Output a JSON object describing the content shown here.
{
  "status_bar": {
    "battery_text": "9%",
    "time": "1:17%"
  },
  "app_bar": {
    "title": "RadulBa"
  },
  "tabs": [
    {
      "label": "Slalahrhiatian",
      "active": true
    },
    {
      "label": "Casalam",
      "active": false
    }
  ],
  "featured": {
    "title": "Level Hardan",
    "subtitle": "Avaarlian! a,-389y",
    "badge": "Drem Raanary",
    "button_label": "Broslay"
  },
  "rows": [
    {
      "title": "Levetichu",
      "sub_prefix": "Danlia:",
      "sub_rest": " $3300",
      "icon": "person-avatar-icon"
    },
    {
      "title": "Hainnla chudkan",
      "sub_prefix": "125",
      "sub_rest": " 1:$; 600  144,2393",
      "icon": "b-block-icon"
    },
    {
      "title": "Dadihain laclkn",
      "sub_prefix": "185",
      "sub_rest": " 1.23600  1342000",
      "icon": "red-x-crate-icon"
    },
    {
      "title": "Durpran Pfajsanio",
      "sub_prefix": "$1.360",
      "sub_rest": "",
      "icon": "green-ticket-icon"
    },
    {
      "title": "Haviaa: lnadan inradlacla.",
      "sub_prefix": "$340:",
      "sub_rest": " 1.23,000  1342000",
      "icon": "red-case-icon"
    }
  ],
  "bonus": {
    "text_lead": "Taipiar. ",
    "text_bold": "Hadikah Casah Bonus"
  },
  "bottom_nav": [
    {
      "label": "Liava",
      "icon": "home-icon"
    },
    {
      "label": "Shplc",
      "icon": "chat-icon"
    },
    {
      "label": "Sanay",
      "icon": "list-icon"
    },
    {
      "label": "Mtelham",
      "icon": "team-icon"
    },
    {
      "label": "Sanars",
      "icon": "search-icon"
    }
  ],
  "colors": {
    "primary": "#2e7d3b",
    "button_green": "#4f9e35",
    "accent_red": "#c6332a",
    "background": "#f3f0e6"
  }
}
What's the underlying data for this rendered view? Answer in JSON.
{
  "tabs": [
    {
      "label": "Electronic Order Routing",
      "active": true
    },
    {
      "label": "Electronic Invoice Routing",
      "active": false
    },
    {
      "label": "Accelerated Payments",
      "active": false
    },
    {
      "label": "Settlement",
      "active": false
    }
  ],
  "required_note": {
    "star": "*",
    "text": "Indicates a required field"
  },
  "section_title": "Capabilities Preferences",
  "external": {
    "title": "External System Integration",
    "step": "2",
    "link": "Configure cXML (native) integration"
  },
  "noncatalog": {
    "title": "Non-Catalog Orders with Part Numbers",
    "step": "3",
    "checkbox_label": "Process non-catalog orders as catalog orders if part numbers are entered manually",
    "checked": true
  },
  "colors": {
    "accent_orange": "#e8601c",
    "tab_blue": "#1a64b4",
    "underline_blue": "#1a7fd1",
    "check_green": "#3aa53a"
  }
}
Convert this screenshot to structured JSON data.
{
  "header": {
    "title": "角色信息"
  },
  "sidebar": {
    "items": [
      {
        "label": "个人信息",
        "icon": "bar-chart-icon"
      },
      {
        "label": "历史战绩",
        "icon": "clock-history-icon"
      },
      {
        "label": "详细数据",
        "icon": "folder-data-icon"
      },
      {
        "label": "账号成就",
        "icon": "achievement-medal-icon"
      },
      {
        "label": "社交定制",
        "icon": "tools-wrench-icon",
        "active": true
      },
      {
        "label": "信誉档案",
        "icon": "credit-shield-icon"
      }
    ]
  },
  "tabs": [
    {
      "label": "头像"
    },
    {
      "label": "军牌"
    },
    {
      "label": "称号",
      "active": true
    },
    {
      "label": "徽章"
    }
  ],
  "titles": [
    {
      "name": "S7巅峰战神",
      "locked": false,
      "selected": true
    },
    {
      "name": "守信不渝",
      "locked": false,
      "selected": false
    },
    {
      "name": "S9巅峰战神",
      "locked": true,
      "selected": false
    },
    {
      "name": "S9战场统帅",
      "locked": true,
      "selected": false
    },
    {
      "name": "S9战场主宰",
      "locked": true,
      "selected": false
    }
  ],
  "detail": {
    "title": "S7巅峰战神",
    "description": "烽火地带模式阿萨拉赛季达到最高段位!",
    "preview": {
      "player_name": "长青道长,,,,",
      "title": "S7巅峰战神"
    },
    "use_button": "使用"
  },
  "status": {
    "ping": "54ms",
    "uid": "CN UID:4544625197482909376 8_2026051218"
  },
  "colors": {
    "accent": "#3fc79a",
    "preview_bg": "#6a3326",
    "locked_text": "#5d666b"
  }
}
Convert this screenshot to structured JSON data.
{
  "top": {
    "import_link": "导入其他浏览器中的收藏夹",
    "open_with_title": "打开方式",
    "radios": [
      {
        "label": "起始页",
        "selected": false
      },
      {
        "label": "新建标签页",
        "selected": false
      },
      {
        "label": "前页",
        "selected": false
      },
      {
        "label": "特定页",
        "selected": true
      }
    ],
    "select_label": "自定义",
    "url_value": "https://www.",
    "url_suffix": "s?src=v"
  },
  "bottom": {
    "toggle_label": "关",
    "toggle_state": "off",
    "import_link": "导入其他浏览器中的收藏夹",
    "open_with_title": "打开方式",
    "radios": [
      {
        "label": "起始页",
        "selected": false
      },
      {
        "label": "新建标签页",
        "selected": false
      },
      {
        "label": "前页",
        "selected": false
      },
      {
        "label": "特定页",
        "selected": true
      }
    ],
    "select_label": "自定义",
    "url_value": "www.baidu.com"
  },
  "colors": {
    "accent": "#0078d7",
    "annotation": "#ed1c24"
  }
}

* _Do this_
Send back each record exactly as it stands.

* _In response_
Output a JSON object describing the content shown here.
{
  "status_bar": {
    "battery_text": "9%",
    "time": "1:17%"
  },
  "app_bar": {
    "title": "RadulBa"
  },
  "tabs": [
    {
      "label": "Slalahrhiatian",
      "active": true
    },
    {
      "label": "Casalam",
      "active": false
    }
  ],
  "featured": {
    "title": "Level Hardan",
    "subtitle": "Avaarlian! a,-389y",
    "badge": "Drem Raanary",
    "button_label": "Broslay"
  },
  "rows": [
    {
      "title": "Levetichu",
      "sub_prefix": "Danlia:",
      "sub_rest": " $3300",
      "icon": "person-avatar-icon"
    },
    {
      "title": "Hainnla chudkan",
      "sub_prefix": "125",
      "sub_rest": " 1:$; 600  144,2393",
      "icon": "b-block-icon"
    },
    {
      "title": "Dadihain laclkn",
      "sub_prefix": "185",
      "sub_rest": " 1.23600  1342000",
      "icon": "red-x-crate-icon"
    },
    {
      "title": "Durpran Pfajsanio",
      "sub_prefix": "$1.360",
      "sub_rest": "",
      "icon": "green-ticket-icon"
    },
    {
      "title": "Haviaa: lnadan inradlacla.",
      "sub_prefix": "$340:",
      "sub_rest": " 1.23,000  1342000",
      "icon": "red-case-icon"
    }
  ],
  "bonus": {
    "text_lead": "Taipiar. ",
    "text_bold": "Hadikah Casah Bonus"
  },
  "bottom_nav": [
    {
      "label": "Liava",
      "icon": "home-icon"
    },
    {
      "label": "Shplc",
      "icon": "chat-icon"
    },
    {
      "label": "Sanay",
      "icon": "list-icon"
    },
    {
      "label": "Mtelham",
      "icon": "team-icon"
    },
    {
      "label": "Sanars",
      "icon": "search-icon"
    }
  ],
  "colors": {
    "primary": "#2e7d3b",
    "button_green": "#4f9e35",
    "accent_red": "#c6332a",
    "background": "#f3f0e6"
  }
}
What's the underlying data for this rendered view? Answer in JSON.
{
  "tabs": [
    {
      "label": "Electronic Order Routing",
      "active": true
    },
    {
      "label": "Electronic Invoice Routing",
      "active": false
    },
    {
      "label": "Accelerated Payments",
      "active": false
    },
    {
      "label": "Settlement",
      "active": false
    }
  ],
  "required_note": {
    "star": "*",
    "text": "Indicates a required field"
  },
  "section_title": "Capabilities Preferences",
  "external": {
    "title": "External System Integration",
    "step": "2",
    "link": "Configure cXML (native) integration"
  },
  "noncatalog": {
    "title": "Non-Catalog Orders with Part Numbers",
    "step": "3",
    "checkbox_label": "Process non-catalog orders as catalog orders if part numbers are entered manually",
    "checked": true
  },
  "colors": {
    "accent_orange": "#e8601c",
    "tab_blue": "#1a64b4",
    "underline_blue": "#1a7fd1",
    "check_green": "#3aa53a"
  }
}
Convert this screenshot to structured JSON data.
{
  "header": {
    "title": "角色信息"
  },
  "sidebar": {
    "items": [
      {
        "label": "个人信息",
        "icon": "bar-chart-icon"
      },
      {
        "label": "历史战绩",
        "icon": "clock-history-icon"
      },
      {
        "label": "详细数据",
        "icon": "folder-data-icon"
      },
      {
        "label": "账号成就",
        "icon": "achievement-medal-icon"
      },
      {
        "label": "社交定制",
        "icon": "tools-wrench-icon",
        "active": true
      },
      {
        "label": "信誉档案",
        "icon": "credit-shield-icon"
      }
    ]
  },
  "tabs": [
    {
      "label": "头像"
    },
    {
      "label": "军牌"
    },
    {
      "label": "称号",
      "active": true
    },
    {
      "label": "徽章"
    }
  ],
  "titles": [
    {
      "name": "S7巅峰战神",
      "locked": false,
      "selected": true
    },
    {
      "name": "守信不渝",
      "locked": false,
      "selected": false
    },
    {
      "name": "S9巅峰战神",
      "locked": true,
      "selected": false
    },
    {
      "name": "S9战场统帅",
      "locked": true,
      "selected": false
    },
    {
      "name": "S9战场主宰",
      "locked": true,
      "selected": false
    }
  ],
  "detail": {
    "title": "S7巅峰战神",
    "description": "烽火地带模式阿萨拉赛季达到最高段位!",
    "preview": {
      "player_name": "长青道长,,,,",
      "title": "S7巅峰战神"
    },
    "use_button": "使用"
  },
  "status": {
    "ping": "54ms",
    "uid": "CN UID:4544625197482909376 8_2026051218"
  },
  "colors": {
    "accent": "#3fc79a",
    "preview_bg": "#6a3326",
    "locked_text": "#5d666b"
  }
}
Convert this screenshot to structured JSON data.
{
  "top": {
    "import_link": "导入其他浏览器中的收藏夹",
    "open_with_title": "打开方式",
    "radios": [
      {
        "label": "起始页",
        "selected": false
      },
      {
        "label": "新建标签页",
        "selected": false
      },
      {
        "label": "前页",
        "selected": false
      },
      {
        "label": "特定页",
        "selected": true
      }
    ],
    "select_label": "自定义",
    "url_value": "https://www.",
    "url_suffix": "s?src=v"
  },
  "bottom": {
    "toggle_label": "关",
    "toggle_state": "off",
    "import_link": "导入其他浏览器中的收藏夹",
    "open_with_title": "打开方式",
    "radios": [
      {
        "label": "起始页",
        "selected": false
      },
      {
        "label": "新建标签页",
        "selected": false
      },
      {
        "label": "前页",
        "selected": false
      },
      {
        "label": "特定页",
        "selected": true
      }
    ],
    "select_label": "自定义",
    "url_value": "www.baidu.com"
  },
  "colors": {
    "accent": "#0078d7",
    "annotation": "#ed1c24"
  }
}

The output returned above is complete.